Locate and copy all lines bearing the word "história".

■ ■ ■

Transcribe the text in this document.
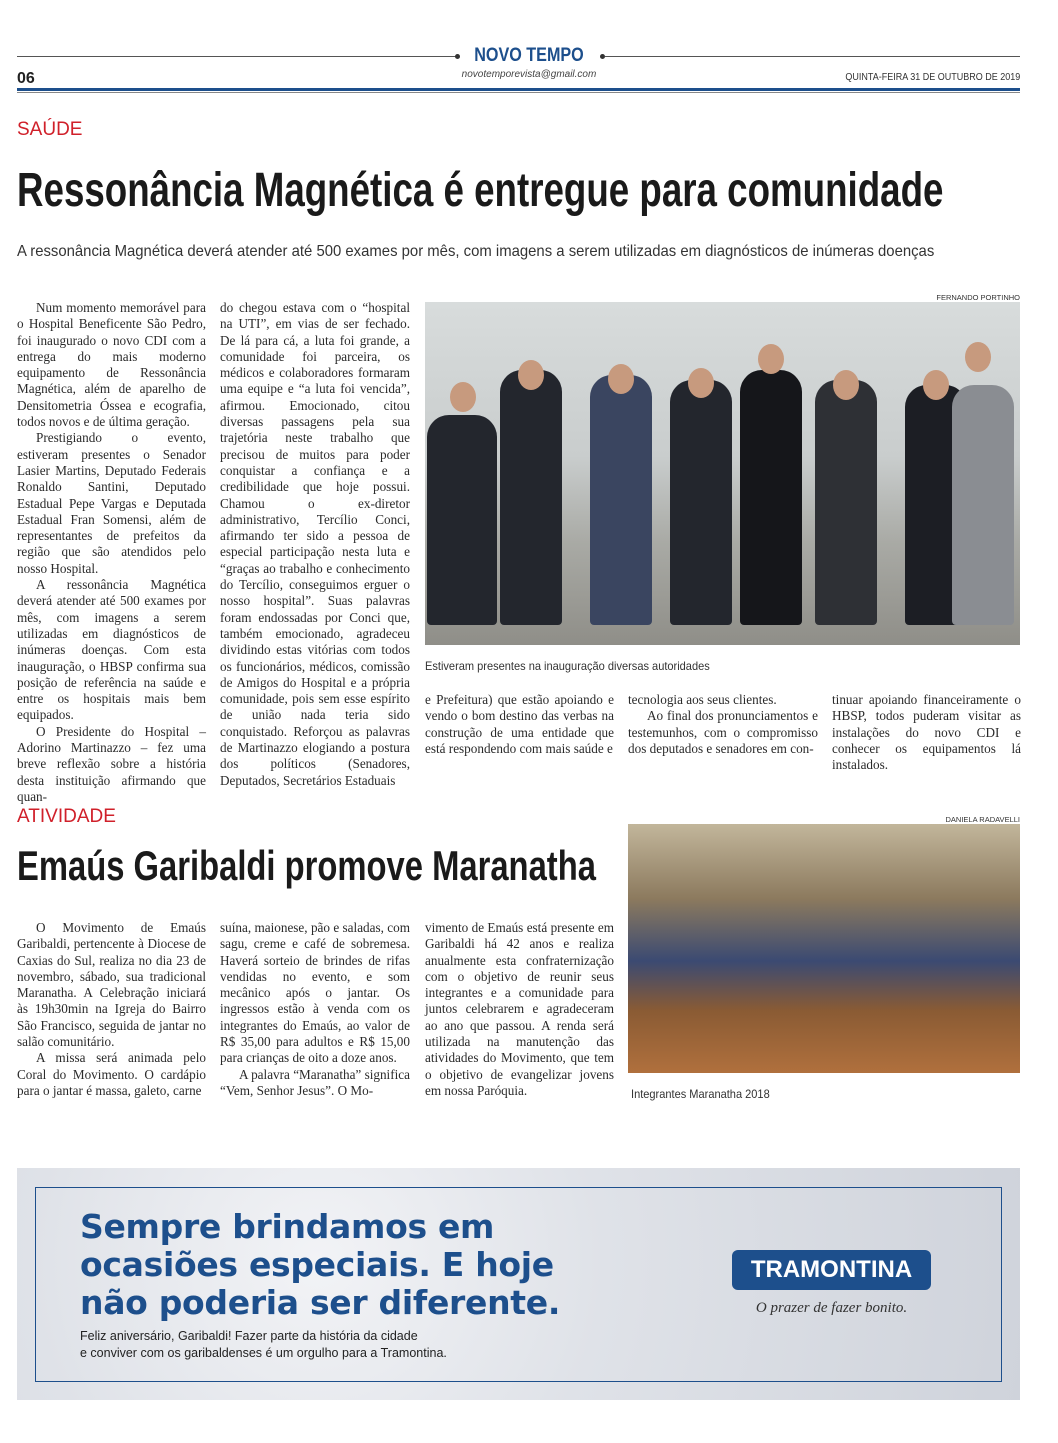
NOVO TEMPO
novotemporevista@gmail.com
06	QUINTA-FEIRA 31 DE OUTUBRO DE 2019
SAÚDE
Ressonância Magnética é entregue para comunidade
A ressonância Magnética deverá atender até 500 exames por mês, com imagens a serem utilizadas em diagnósticos de inúmeras doenças

Num momento memorável para o Hospital Beneficente São Pedro, foi inaugurado o novo CDI com a entrega do mais moderno equipamento de Ressonância Magnética, além de aparelho de Densitometria Óssea e ecografia, todos novos e de última geração.

Prestigiando o evento, estiveram presentes o Senador Lasier Martins, Deputado Federais Ronaldo Santini, Deputado Estadual Pepe Vargas e Deputada Estadual Fran Somensi, além de representantes de prefeitos da região que são atendidos pelo nosso Hospital.

A ressonância Magnética deverá atender até 500 exames por mês, com imagens a serem utilizadas em diagnósticos de inúmeras doenças. Com esta inauguração, o HBSP confirma sua posição de referência na saúde e entre os hospitais mais bem equipados.

O Presidente do Hospital – Adorino Martinazzo – fez uma breve reflexão sobre a história desta instituição afirmando que quan-

do chegou estava com o “hospital na UTI”, em vias de ser fechado. De lá para cá, a luta foi grande, a comunidade foi parceira, os médicos e colaboradores formaram uma equipe e “a luta foi vencida”, afirmou. Emocionado, citou diversas passagens pela sua trajetória neste trabalho que precisou de muitos para poder conquistar a confiança e a credibilidade que hoje possui. Chamou o ex-diretor administrativo, Tercílio Conci, afirmando ter sido a pessoa de especial participação nesta luta e “graças ao trabalho e conhecimento do Tercílio, conseguimos erguer o nosso hospital”. Suas palavras foram endossadas por Conci que, também emocionado, agradeceu dividindo estas vitórias com todos os funcionários, médicos, comissão de Amigos do Hospital e a própria comunidade, pois sem esse espírito de união nada teria sido conquistado. Reforçou as palavras de Martinazzo elogiando a postura dos políticos (Senadores, Deputados, Secretários Estaduais

FERNANDO PORTINHO
Estiveram presentes na inauguração diversas autoridades

e Prefeitura) que estão apoiando e vendo o bom destino das verbas na construção de uma entidade que está respondendo com mais saúde e

tecnologia aos seus clientes.

Ao final dos pronunciamentos e testemunhos, com o compromisso dos deputados e senadores em con-

tinuar apoiando financeiramente o HBSP, todos puderam visitar as instalações do novo CDI e conhecer os equipamentos lá instalados.

ATIVIDADE
Emaús Garibaldi promove Maranatha

O Movimento de Emaús Garibaldi, pertencente à Diocese de Caxias do Sul, realiza no dia 23 de novembro, sábado, sua tradicional Maranatha. A Celebração iniciará às 19h30min na Igreja do Bairro São Francisco, seguida de jantar no salão comunitário.

A missa será animada pelo Coral do Movimento. O cardápio para o jantar é massa, galeto, carne

suína, maionese, pão e saladas, com sagu, creme e café de sobremesa. Haverá sorteio de brindes de rifas vendidas no evento, e som mecânico após o jantar. Os ingressos estão à venda com os integrantes do Emaús, ao valor de R$ 35,00 para adultos e R$ 15,00 para crianças de oito a doze anos.

A palavra “Maranatha” significa “Vem, Senhor Jesus”. O Mo-

vimento de Emaús está presente em Garibaldi há 42 anos e realiza anualmente esta confraternização com o objetivo de reunir seus integrantes e a comunidade para juntos celebrarem e agradeceram ao ano que passou. A renda será utilizada na manutenção das atividades do Movimento, que tem o objetivo de evangelizar jovens em nossa Paróquia.

DANIELA RADAVELLI
Integrantes Maranatha 2018
Sempre brindamos em
ocasiões especiais. E hoje
não poderia ser diferente.
Feliz aniversário, Garibaldi! Fazer parte da história da cidade
e conviver com os garibaldenses é um orgulho para a Tramontina.
TRAMONTINA
O prazer de fazer bonito.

■ ■ ■

▶ _Solution to the exercise_:
O Presidente do Hospital – Adorino Martinazzo – fez uma breve reflexão sobre a história desta instituição afirmando que quan-
Feliz aniversário, Garibaldi! Fazer parte da história da cidade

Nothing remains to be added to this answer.